* begin *

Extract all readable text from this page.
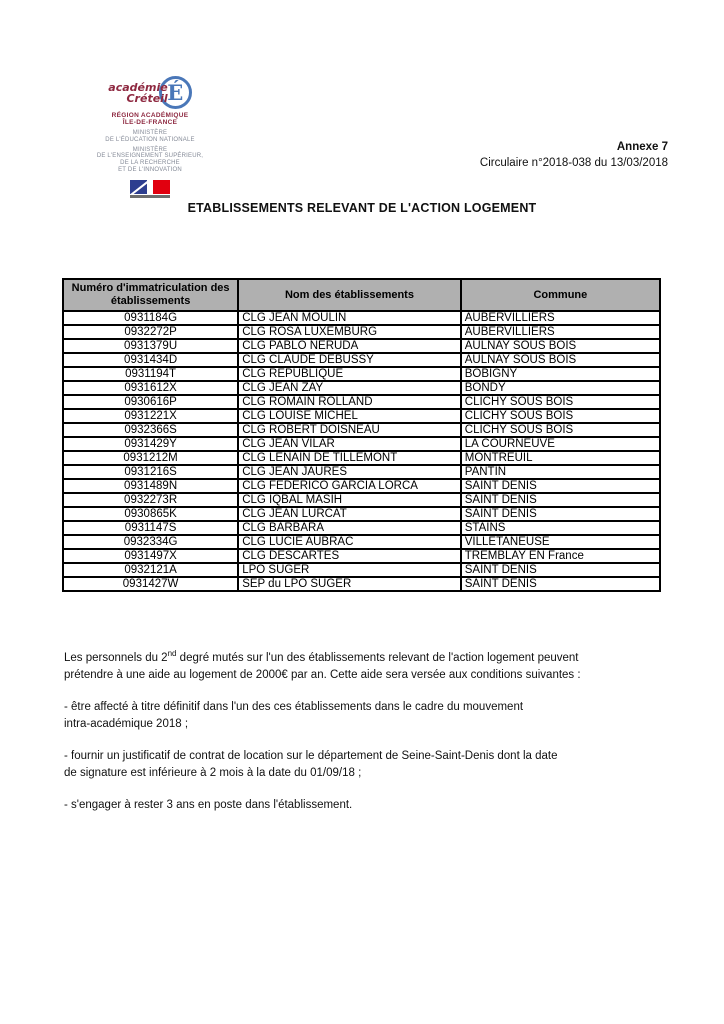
académie
Créteil É
RÉGION ACADÉMIQUE
ÎLE-DE-FRANCE
MINISTÈRE
DE L'ÉDUCATION NATIONALE
MINISTÈRE
DE L'ENSEIGNEMENT SUPÉRIEUR,
DE LA RECHERCHE
ET DE L'INNOVATION
Annexe 7
Circulaire n°2018-038 du 13/03/2018
ETABLISSEMENTS RELEVANT DE L'ACTION LOGEMENT
Numéro d'immatriculation des établissements	Nom des établissements	Commune
0931184G	CLG JEAN MOULIN	AUBERVILLIERS
0932272P	CLG ROSA LUXEMBURG	AUBERVILLIERS
0931379U	CLG PABLO NERUDA	AULNAY SOUS BOIS
0931434D	CLG CLAUDE DEBUSSY	AULNAY SOUS BOIS
0931194T	CLG REPUBLIQUE	BOBIGNY
0931612X	CLG JEAN ZAY	BONDY
0930616P	CLG ROMAIN ROLLAND	CLICHY SOUS BOIS
0931221X	CLG LOUISE MICHEL	CLICHY SOUS BOIS
0932366S	CLG ROBERT DOISNEAU	CLICHY SOUS BOIS
0931429Y	CLG JEAN VILAR	LA COURNEUVE
0931212M	CLG LENAIN DE TILLEMONT	MONTREUIL
0931216S	CLG JEAN JAURES	PANTIN
0931489N	CLG FEDERICO GARCIA LORCA	SAINT DENIS
0932273R	CLG IQBAL MASIH	SAINT DENIS
0930865K	CLG JEAN LURCAT	SAINT DENIS
0931147S	CLG BARBARA	STAINS
0932334G	CLG LUCIE AUBRAC	VILLETANEUSE
0931497X	CLG DESCARTES	TREMBLAY EN France
0932121A	LPO SUGER	SAINT DENIS
0931427W	SEP du LPO SUGER	SAINT DENIS
Les personnels du 2nd degré mutés sur l'un des établissements relevant de l'action logement peuvent
prétendre à une aide au logement de 2000€ par an. Cette aide sera versée aux conditions suivantes :
- être affecté à titre définitif dans l'un des ces établissements dans le cadre du mouvement
intra-académique 2018 ;
- fournir un justificatif de contrat de location sur le département de Seine-Saint-Denis dont la date
de signature est inférieure à 2 mois à la date du 01/09/18 ;
- s'engager à rester 3 ans en poste dans l'établissement.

* end *

_WHAT IS EXPECTED:_ Reproduce the material above in full and without alteration, but skip all pictures.

_FULL SOLUTION:_
Extract all readable text from this page.
académie
Créteil É
RÉGION ACADÉMIQUE
ÎLE-DE-FRANCE
MINISTÈRE
DE L'ÉDUCATION NATIONALE
MINISTÈRE
DE L'ENSEIGNEMENT SUPÉRIEUR,
DE LA RECHERCHE
ET DE L'INNOVATION
Annexe 7
Circulaire n°2018-038 du 13/03/2018
ETABLISSEMENTS RELEVANT DE L'ACTION LOGEMENT
Numéro d'immatriculation des établissements	Nom des établissements	Commune
0931184G	CLG JEAN MOULIN	AUBERVILLIERS
0932272P	CLG ROSA LUXEMBURG	AUBERVILLIERS
0931379U	CLG PABLO NERUDA	AULNAY SOUS BOIS
0931434D	CLG CLAUDE DEBUSSY	AULNAY SOUS BOIS
0931194T	CLG REPUBLIQUE	BOBIGNY
0931612X	CLG JEAN ZAY	BONDY
0930616P	CLG ROMAIN ROLLAND	CLICHY SOUS BOIS
0931221X	CLG LOUISE MICHEL	CLICHY SOUS BOIS
0932366S	CLG ROBERT DOISNEAU	CLICHY SOUS BOIS
0931429Y	CLG JEAN VILAR	LA COURNEUVE
0931212M	CLG LENAIN DE TILLEMONT	MONTREUIL
0931216S	CLG JEAN JAURES	PANTIN
0931489N	CLG FEDERICO GARCIA LORCA	SAINT DENIS
0932273R	CLG IQBAL MASIH	SAINT DENIS
0930865K	CLG JEAN LURCAT	SAINT DENIS
0931147S	CLG BARBARA	STAINS
0932334G	CLG LUCIE AUBRAC	VILLETANEUSE
0931497X	CLG DESCARTES	TREMBLAY EN France
0932121A	LPO SUGER	SAINT DENIS
0931427W	SEP du LPO SUGER	SAINT DENIS
Les personnels du 2nd degré mutés sur l'un des établissements relevant de l'action logement peuvent
prétendre à une aide au logement de 2000€ par an. Cette aide sera versée aux conditions suivantes :
- être affecté à titre définitif dans l'un des ces établissements dans le cadre du mouvement
intra-académique 2018 ;
- fournir un justificatif de contrat de location sur le département de Seine-Saint-Denis dont la date
de signature est inférieure à 2 mois à la date du 01/09/18 ;
- s'engager à rester 3 ans en poste dans l'établissement.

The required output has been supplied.